- [Raw data]:
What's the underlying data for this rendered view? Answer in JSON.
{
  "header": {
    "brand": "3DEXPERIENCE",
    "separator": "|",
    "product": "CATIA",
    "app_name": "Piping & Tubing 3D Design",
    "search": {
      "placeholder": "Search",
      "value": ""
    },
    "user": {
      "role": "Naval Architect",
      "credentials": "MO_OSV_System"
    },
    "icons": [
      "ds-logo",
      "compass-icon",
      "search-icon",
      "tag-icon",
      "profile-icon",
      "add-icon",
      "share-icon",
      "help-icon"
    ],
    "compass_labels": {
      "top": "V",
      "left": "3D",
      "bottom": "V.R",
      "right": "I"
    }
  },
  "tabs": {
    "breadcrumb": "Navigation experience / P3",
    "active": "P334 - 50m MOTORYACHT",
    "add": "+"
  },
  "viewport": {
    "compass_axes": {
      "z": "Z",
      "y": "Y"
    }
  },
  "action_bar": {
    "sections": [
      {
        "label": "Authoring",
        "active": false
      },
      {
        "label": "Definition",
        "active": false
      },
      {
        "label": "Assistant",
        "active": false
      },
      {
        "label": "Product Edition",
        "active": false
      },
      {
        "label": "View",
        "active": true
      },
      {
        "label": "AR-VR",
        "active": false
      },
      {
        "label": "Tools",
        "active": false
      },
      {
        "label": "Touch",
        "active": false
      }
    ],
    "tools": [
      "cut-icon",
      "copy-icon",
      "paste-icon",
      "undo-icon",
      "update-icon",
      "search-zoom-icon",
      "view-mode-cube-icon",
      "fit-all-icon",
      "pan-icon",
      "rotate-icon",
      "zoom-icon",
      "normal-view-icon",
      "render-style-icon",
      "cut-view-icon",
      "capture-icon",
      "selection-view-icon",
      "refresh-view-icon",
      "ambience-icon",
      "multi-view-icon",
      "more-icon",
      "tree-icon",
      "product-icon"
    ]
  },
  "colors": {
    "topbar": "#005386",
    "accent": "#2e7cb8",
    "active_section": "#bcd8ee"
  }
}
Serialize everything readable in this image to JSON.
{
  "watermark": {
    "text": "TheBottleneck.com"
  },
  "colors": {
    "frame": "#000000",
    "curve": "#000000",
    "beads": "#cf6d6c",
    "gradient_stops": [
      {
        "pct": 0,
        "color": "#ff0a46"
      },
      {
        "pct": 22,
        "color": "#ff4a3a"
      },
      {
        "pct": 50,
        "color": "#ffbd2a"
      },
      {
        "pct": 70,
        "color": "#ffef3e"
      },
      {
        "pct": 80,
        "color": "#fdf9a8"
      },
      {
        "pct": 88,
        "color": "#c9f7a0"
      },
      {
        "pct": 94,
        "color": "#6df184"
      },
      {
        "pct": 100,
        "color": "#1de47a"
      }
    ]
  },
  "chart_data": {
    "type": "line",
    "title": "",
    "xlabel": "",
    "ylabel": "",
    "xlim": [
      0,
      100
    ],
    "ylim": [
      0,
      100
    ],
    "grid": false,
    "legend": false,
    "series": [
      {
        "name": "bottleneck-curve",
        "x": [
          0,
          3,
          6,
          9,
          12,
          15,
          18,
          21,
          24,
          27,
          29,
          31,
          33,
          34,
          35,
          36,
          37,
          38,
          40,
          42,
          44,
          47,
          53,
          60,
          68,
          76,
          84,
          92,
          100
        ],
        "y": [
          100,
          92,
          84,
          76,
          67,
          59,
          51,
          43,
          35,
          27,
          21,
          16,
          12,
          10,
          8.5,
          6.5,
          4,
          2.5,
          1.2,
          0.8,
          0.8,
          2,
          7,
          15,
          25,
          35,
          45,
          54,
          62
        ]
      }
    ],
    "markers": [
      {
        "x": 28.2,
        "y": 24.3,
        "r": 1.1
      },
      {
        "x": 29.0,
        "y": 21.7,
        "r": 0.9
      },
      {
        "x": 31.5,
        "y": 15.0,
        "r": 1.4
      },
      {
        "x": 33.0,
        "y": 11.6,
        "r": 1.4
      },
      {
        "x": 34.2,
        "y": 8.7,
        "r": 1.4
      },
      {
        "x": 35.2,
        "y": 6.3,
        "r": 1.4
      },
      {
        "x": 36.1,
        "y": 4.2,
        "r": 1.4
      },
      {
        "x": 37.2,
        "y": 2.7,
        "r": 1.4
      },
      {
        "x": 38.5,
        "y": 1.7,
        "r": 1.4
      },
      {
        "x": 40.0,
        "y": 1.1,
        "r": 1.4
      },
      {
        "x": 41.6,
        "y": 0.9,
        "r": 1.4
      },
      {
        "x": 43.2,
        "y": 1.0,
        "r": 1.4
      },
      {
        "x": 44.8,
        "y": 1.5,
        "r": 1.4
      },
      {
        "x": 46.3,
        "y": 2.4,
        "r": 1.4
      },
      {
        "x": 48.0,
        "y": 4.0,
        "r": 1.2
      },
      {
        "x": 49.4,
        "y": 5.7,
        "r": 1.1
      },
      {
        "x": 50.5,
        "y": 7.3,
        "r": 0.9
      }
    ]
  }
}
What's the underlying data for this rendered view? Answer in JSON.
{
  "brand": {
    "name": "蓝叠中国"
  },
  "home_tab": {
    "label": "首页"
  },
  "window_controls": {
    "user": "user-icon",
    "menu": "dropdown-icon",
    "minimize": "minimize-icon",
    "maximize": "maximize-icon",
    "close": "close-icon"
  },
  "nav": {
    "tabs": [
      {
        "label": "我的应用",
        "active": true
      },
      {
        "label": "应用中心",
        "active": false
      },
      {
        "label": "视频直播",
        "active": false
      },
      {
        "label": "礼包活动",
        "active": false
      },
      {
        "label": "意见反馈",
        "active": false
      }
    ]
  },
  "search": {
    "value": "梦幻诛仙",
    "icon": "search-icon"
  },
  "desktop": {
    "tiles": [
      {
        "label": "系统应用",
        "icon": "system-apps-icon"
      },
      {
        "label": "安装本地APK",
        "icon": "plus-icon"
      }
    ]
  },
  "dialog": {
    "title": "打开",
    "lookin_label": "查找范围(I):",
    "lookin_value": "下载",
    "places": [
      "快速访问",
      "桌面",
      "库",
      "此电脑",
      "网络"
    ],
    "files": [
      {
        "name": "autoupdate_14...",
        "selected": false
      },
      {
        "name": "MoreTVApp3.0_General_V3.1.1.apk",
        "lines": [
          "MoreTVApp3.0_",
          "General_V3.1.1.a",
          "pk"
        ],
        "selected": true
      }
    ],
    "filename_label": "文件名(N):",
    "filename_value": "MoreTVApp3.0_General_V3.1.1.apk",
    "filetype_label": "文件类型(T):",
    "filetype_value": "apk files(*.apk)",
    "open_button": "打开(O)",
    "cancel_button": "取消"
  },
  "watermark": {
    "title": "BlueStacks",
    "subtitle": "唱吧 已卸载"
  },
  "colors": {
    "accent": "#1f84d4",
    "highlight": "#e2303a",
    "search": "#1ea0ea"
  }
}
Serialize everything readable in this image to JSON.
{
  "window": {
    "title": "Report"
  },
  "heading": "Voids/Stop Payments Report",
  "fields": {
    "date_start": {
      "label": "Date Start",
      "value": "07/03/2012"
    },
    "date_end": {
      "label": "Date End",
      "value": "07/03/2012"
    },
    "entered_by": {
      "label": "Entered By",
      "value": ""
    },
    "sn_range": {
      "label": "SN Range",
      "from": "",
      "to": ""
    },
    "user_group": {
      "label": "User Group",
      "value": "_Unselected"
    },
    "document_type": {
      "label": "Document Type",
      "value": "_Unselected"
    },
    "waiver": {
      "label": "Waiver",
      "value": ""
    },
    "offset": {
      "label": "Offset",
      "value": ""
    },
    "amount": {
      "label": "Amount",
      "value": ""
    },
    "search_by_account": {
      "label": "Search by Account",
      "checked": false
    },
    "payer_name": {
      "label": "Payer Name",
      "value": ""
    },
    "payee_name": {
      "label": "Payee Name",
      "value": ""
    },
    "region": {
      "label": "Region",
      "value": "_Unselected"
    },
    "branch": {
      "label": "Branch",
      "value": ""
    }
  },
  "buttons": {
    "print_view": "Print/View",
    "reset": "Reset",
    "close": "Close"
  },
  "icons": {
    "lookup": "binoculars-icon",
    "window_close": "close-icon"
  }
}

- [Requirements]: Only the number is wanted: how many lines above include the word "Report"?

- [The output]: 2